Al fianco del popolo della Colombia in rivolta – Laboratorio politico Iskra

Riceviamo e volentieri pubblichiamo questa presa di posizione del Laboratorio politico Iskra di solidarietà con il grande movimento di lotta che sommuove dal 28 aprile l’intera Colombia, un movimento nato dal rifiuto della “riforma fiscale” anti-proletaria e anti-popolare varata dal governo Duque. Così dopo Haiti, Sudan, Zimbabwe, Libano, Ecuador (e parliamo solo degli ultimi due anni e mezzo), anche in Colombia una monumentale protesta di massa con decine e decine di assassinati, centinaia di arresti e desparecidos per mano di polizia, esercito e dagli squadroni della morte (addestrati da Israele, Stati Uniti e Regno Unito), è nata sul terreno fiscale. La “riforma” Duque, infatti, prevedeva, oltre un modesto incremento delle imposte dirette sui ceti medi ed un insignificante 1% di imposta aggiuntiva (provvisoria) sui più ricchi, una rilevante crescita dell’Iva sui servizi pubblici essenziali (acqua, energia elettrica, gas, telefoni), sui servizi funerari e altri ancora, finora esenti da imposta, e su beni di prima necessità, come ad esempio alcuni beni alimentari.

Questo in un paese in cui la crisi pandemica ha portato ad un incremento devastante della povertà – secondo le stesse stime ufficiali nell’ultimo anno sono cadute in povertà, ogni giorno, 10.000 persone, mentre il settore finanziario continua a rimanere, di fatto, esentasse, dal momento che, grazie alle esenzioni di cui gode, nel 2020 ha pagato imposte pari all’1,9% dei suoi profitti. La “riforma” è stata varata dal governo Duque in nome della necessità di ridurre il debito di stato, e malamente giustificata con la foglia di fico di “aiutare i più deprivati”, proprio i più dimenticati dal mercato e dal governo. A proclamare la protesta, che ha investito 500 centri urbani e ha visto manifestazioni di sostegno all’estero da parte degli emigrati colombiani in Spagna, Portogallo, Francia, Regno Unito, Stati Uniti, Germania, Canada, Svezia e Svizzera (davanti al palazzo dell’Onu), è stato il Comando nazionale unitario composto da diverse organizzazioni sindacali.

# # #

COMPITI DA SVOLGERE
1. Traduci in inglese questa frase del testo sulla protesta in Colombia: "La “riforma” è stata varata dal governo Duque in nome della necessità di ridurre il debito di stato, e malamente giustificata con la foglia di fico di “aiutare i più deprivati”, proprio i più dimenticati dal mercato e dal governo."
2. Secondo il testo sulla protesta in Colombia, quale percentuale dei suoi profitti ha pagato in imposte il settore finanziario nel 2020?
3. Prosegui il testo sulla protesta in Colombia a partire dall'ultima frase riportata.

Voci del dataset
# # #

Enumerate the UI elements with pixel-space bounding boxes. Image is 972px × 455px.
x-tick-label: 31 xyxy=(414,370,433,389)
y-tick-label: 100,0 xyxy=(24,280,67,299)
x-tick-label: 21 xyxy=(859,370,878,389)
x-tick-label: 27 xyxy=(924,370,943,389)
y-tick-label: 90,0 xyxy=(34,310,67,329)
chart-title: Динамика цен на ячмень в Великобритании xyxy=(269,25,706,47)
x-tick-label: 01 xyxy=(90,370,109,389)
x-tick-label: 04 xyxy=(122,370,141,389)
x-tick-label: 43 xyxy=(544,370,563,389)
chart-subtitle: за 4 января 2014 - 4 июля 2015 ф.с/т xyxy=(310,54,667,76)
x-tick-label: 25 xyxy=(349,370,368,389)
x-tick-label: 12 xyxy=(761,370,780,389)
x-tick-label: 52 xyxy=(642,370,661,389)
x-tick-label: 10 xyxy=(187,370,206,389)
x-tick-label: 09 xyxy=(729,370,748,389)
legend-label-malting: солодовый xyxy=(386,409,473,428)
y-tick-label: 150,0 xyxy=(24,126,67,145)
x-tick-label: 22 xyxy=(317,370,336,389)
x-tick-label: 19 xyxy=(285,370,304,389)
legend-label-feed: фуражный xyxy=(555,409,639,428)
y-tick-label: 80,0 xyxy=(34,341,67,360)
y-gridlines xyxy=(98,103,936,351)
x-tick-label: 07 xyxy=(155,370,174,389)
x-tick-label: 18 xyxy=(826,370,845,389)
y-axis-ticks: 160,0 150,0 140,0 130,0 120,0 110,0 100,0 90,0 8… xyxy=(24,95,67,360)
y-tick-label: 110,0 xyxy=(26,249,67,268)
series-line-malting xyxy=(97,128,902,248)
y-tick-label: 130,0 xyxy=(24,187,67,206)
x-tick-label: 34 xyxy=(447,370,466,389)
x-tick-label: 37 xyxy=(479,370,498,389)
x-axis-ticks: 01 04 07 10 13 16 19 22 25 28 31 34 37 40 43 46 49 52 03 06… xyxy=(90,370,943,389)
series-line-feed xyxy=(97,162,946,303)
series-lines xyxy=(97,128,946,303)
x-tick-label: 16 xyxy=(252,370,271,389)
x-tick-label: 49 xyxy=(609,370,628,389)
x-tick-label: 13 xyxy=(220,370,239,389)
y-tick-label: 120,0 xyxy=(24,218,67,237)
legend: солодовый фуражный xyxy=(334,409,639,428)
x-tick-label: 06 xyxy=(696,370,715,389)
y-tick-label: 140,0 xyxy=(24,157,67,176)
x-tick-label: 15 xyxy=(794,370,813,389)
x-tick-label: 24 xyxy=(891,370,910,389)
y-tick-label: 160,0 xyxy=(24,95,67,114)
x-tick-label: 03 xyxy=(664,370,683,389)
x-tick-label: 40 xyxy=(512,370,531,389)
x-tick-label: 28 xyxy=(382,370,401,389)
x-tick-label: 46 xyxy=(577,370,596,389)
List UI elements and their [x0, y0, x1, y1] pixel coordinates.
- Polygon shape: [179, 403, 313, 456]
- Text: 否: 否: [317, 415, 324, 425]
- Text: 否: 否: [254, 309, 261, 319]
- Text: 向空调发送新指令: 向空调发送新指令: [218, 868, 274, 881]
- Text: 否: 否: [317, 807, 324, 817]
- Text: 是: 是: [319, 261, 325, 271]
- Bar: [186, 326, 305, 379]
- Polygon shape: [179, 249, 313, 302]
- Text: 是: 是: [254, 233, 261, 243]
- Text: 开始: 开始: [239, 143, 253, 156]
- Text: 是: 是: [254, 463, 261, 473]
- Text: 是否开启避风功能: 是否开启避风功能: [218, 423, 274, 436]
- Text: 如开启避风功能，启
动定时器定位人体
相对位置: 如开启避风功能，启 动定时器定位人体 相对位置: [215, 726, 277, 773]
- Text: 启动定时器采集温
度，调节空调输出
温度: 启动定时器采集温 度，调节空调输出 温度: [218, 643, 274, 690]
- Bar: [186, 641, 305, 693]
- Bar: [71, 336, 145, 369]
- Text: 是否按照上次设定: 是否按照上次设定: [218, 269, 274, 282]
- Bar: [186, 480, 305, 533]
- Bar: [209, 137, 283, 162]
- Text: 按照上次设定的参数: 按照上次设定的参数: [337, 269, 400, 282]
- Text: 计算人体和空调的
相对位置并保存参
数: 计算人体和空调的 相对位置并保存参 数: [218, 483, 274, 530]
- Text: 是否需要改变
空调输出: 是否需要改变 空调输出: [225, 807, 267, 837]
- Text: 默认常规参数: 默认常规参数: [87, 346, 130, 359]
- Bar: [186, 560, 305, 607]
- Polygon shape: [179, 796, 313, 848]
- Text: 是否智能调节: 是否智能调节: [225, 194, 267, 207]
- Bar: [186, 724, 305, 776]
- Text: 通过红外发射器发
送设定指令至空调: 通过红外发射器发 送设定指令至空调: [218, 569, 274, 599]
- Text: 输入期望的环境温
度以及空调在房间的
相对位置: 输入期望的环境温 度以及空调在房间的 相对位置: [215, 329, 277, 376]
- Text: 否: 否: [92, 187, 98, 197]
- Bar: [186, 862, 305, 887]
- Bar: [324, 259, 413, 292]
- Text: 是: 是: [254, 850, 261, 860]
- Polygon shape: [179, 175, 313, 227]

# # #

RISPOSTE AI COMPITI
1. The "reform" was enacted by the Duque government in the name of the need to reduce the state debt, and poorly justified with the fig leaf of "helping the most deprived", precisely those most forgotten by the market and by the government.

2. L'1,9% dei suoi profitti.

3.
In un nostro documento avevamo già segnalato la funzione di innesco di grandi rivolte anti-governative di masse di oppressi e di sfruttati svolto da alcuni provvedimenti fiscali, legandolo strettamente all’esponenziale ingigantimento del proprio debito a cui molti stati debbono far fronte – e ne riportiamo un passaggio in coda al testo del Laboratorio politico Iskra. Davanti ad avvenimenti di questa portata, verificatisi tra l’altro – in differenti forme e proporzioni – anche a due passi dall’Italia con il movimento dei gilets jaunes francesi innescato da una doppia decisione di Macron in materia fiscale (una a favore dei più ricchi, l’abolizione dell’ISF, l’altra a danno della massa dei salariati e degli artigiani); davanti alla quotidiana manovra politica della classe capitalistica in questa materia, mirata ad antagonizzare proletari e ceti medi, così da poter impunemente bastonare i primi e tosare i secondi; chi non riesce a capire la crescente importanza politica della questione fiscale e il carattere classista della rivendicazione della “Million tax” qui rivendicata dai compagni di Iskra, è un caso disperato di fessaggine.

AL FIANCO DELLE LOTTE IN COLOMBIA E CON MARIO NEL CUORE:

NON PAGHEREMO LA VOSTRA CRISI

In Colombia il governo Duque vara pacchetti di riforme neoliberiste sin dall’inizio del suo incarico.

Contro queste riforme si sono mosse centinaia di migliaia di persone, inizialmente student@ e indigen@ (soprattutto donne), fino ad arrivare alle imponenti manifestazioni di questi mesi e del 1 Maggio.

Ai morti degli anni precedenti se ne sono aggiunti 21 solo nelle ultime ore in particolare nel massacro di Calì, con oltre 100 feriti e 650 arresti durante gli scioperi.

L’ultima riforma di Duque vorrebbe usare la formula della solidarietà sostenibile per modificare il regime fiscale al fine di far pagare il debito contratto dal governo (6,5 mld di dollari) per affrontare la pandemia alle classi popolari.

Dopo questa dura lotta il governo ha ritirato la riforma, ribadendo però la necessità di una modifica della pressione fiscale e cercando il sostegno di altre forze politiche.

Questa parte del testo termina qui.